SET EXERCISE:
Search the data for the word "instruments". Reproduce every line where it is found.

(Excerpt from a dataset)
— begin —
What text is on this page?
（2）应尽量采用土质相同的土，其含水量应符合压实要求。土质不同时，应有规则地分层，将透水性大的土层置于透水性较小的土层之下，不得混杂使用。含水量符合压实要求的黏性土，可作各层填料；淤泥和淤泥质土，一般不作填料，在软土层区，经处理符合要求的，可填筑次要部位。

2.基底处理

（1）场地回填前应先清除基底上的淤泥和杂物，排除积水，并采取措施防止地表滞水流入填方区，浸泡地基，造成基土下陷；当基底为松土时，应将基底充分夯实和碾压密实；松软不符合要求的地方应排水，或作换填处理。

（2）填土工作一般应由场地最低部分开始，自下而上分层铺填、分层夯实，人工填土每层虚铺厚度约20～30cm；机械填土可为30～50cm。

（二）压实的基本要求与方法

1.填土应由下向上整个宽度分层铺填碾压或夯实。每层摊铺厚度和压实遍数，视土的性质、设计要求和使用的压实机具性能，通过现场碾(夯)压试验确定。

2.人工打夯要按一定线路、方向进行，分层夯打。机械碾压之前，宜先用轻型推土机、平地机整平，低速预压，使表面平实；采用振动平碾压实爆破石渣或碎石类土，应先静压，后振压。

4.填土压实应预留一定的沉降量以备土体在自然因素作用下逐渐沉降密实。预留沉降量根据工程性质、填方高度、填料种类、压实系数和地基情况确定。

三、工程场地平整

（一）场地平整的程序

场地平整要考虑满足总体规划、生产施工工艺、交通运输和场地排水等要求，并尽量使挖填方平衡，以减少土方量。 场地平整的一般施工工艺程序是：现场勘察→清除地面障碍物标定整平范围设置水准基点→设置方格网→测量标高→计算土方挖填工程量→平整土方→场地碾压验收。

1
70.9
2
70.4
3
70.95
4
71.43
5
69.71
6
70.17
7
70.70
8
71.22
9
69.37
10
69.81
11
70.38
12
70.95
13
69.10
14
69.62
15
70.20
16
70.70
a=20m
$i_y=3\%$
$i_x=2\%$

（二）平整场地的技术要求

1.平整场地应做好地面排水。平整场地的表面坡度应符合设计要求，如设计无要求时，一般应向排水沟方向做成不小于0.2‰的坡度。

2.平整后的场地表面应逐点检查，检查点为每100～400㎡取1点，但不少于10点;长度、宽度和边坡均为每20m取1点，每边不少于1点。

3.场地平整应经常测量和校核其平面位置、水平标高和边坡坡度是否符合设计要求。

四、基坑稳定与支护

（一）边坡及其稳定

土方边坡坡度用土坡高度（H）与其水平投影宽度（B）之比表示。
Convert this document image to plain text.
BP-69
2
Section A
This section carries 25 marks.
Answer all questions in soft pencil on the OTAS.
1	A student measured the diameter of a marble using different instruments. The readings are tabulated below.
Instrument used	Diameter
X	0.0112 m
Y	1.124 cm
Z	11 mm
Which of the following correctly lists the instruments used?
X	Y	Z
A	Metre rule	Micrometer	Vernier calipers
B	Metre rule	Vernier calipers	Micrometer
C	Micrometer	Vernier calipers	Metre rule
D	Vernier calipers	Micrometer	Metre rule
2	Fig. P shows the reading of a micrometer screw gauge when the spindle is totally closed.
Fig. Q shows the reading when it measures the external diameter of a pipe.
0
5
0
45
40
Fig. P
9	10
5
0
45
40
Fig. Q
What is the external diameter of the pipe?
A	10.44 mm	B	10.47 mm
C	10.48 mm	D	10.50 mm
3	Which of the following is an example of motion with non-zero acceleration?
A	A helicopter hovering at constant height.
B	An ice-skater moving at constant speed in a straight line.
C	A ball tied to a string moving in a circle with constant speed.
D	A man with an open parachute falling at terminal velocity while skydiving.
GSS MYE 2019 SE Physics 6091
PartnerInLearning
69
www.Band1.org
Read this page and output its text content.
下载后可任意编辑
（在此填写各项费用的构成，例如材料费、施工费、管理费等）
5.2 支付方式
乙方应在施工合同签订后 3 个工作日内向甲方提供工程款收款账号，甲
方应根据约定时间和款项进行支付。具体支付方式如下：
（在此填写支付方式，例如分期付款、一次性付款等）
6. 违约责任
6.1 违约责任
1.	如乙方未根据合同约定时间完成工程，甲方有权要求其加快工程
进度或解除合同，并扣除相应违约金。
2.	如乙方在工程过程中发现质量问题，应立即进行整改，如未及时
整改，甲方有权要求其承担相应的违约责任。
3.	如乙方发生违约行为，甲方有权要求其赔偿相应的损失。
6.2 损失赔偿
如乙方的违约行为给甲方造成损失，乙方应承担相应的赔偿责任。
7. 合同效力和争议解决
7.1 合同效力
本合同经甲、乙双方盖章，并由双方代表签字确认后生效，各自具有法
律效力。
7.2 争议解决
— end —
FINAL RESULT:
1	A student measured the diameter of a marble using different instruments. The readings are tabulated below.
Which of the following correctly lists the instruments used?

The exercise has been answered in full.